WHAT YOU NEED TO DO: Every line below that holds the string "label" should be copied out.

DATA IN THIS EXERCISE:

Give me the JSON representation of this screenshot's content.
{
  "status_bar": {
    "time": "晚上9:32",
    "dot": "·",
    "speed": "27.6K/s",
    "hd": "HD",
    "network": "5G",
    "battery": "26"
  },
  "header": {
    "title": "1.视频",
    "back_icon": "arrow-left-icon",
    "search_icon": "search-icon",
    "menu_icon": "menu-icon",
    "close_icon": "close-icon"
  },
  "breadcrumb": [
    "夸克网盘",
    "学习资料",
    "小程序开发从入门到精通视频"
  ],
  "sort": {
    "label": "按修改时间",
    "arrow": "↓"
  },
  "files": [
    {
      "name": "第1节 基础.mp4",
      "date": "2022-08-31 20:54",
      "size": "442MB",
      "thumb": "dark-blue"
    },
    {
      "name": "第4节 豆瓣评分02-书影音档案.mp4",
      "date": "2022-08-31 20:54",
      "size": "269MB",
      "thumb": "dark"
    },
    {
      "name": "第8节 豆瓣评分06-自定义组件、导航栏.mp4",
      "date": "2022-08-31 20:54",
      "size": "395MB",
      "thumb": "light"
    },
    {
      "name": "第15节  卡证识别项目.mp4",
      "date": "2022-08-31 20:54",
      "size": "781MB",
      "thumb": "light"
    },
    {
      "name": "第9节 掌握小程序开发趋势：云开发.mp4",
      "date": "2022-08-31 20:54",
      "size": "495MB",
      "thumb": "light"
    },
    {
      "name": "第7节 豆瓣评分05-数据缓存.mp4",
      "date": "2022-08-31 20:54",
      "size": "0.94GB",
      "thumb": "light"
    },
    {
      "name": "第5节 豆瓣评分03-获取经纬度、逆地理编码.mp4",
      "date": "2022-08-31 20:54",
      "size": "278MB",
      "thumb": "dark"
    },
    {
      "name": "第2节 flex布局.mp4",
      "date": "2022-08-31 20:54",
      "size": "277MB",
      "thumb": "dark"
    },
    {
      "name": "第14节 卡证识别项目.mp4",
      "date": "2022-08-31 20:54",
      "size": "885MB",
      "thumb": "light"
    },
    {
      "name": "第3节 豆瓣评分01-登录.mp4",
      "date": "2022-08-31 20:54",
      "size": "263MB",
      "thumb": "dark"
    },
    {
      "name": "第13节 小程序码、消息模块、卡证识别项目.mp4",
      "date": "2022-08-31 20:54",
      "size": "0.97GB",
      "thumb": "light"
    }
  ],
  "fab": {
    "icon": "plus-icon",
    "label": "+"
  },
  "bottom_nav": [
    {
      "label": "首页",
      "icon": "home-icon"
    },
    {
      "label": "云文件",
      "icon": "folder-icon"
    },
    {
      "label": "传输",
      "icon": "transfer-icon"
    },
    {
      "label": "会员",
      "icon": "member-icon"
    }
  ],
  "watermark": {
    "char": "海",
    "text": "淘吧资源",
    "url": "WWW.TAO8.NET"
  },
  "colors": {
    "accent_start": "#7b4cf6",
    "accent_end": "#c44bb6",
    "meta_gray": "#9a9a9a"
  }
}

THE REPLY:
    "label": "按修改时间",
    "label": "+"
      "label": "首页",
      "label": "云文件",
      "label": "传输",
      "label": "会员",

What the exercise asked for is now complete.